* PROBLEM STATEMENT
Draw out every line with the word "לידי" from the listing below.

* DATA SUPPLIED
○ ○ ○ ○ ○
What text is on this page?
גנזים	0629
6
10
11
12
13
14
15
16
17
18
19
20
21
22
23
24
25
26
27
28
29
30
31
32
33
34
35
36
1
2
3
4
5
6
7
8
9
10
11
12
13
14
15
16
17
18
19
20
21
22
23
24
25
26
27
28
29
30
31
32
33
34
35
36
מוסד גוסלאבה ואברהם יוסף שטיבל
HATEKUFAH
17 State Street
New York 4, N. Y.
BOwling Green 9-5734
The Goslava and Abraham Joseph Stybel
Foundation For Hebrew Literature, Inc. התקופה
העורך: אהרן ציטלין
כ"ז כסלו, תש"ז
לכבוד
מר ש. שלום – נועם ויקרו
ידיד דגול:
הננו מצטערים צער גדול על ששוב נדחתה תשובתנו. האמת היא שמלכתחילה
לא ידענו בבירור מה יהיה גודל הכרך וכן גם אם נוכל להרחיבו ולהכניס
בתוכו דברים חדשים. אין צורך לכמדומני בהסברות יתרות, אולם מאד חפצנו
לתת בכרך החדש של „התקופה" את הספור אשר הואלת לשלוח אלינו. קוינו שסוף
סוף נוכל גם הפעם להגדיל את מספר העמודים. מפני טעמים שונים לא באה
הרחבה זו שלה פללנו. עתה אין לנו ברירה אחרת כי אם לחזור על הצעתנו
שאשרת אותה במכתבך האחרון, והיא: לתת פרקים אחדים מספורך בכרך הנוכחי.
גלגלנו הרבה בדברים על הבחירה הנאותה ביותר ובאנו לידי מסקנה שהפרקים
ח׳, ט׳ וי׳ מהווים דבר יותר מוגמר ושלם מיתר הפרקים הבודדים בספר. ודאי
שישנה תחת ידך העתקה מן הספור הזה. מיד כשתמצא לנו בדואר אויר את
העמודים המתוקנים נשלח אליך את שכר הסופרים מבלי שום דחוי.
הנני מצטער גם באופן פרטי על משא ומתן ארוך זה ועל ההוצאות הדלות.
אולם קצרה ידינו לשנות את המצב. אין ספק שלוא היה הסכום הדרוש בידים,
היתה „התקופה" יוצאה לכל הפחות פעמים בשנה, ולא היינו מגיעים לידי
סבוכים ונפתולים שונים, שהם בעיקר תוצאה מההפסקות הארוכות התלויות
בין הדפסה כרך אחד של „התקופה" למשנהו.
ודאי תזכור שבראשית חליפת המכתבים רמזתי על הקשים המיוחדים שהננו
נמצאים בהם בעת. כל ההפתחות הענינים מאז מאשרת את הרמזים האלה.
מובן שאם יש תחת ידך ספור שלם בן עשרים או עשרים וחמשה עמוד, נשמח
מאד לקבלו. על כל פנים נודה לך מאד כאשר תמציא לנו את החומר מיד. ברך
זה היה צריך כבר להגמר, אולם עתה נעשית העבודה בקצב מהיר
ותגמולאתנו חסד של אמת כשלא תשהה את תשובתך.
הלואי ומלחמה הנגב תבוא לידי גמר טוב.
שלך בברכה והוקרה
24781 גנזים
○ ○ ○ ○ ○
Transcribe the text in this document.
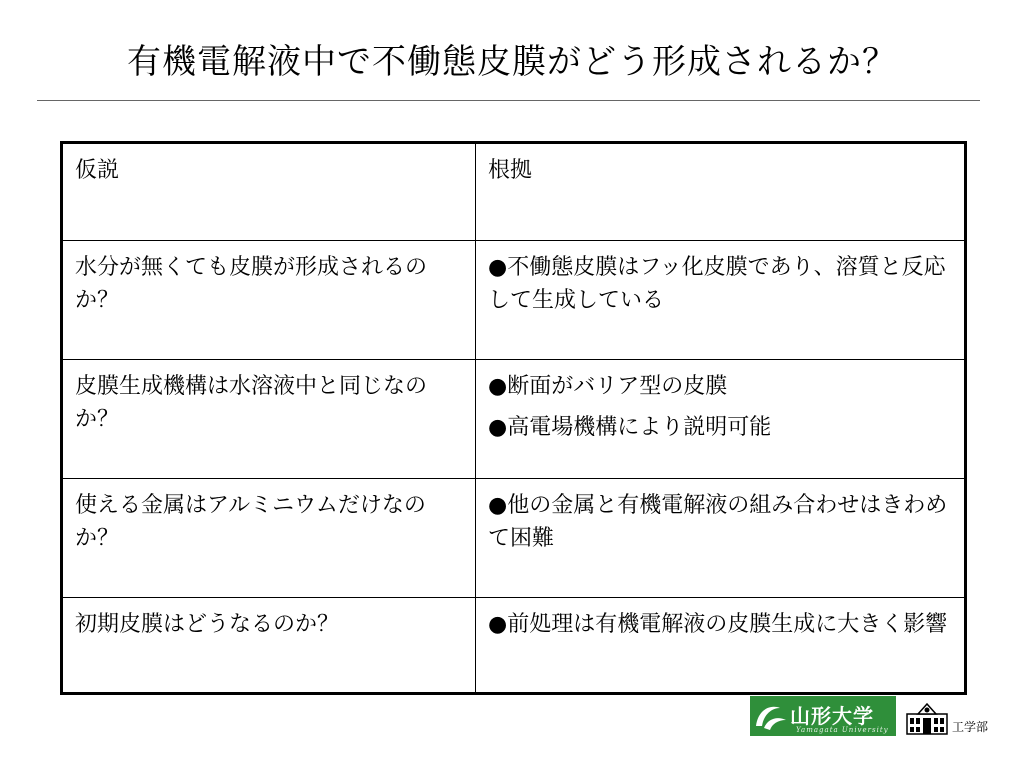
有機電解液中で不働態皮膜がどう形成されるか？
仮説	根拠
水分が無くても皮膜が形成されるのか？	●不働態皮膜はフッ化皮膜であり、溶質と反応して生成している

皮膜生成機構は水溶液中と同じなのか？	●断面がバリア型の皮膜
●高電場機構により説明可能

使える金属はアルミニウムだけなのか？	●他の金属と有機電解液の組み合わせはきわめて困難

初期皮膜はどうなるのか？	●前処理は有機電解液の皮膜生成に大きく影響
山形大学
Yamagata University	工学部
○ ○ ○ ○ ○
* ANSWER IN FULL
גלגלנו הרבה בדברים על הבחירה הנאותה ביותר ובאנו לידי מסקנה שהפרקים
היתה „התקופה" יוצאה לכל הפחות פעמים בשנה, ולא היינו מגיעים לידי
הלואי ומלחמה הנגב תבוא לידי גמר טוב.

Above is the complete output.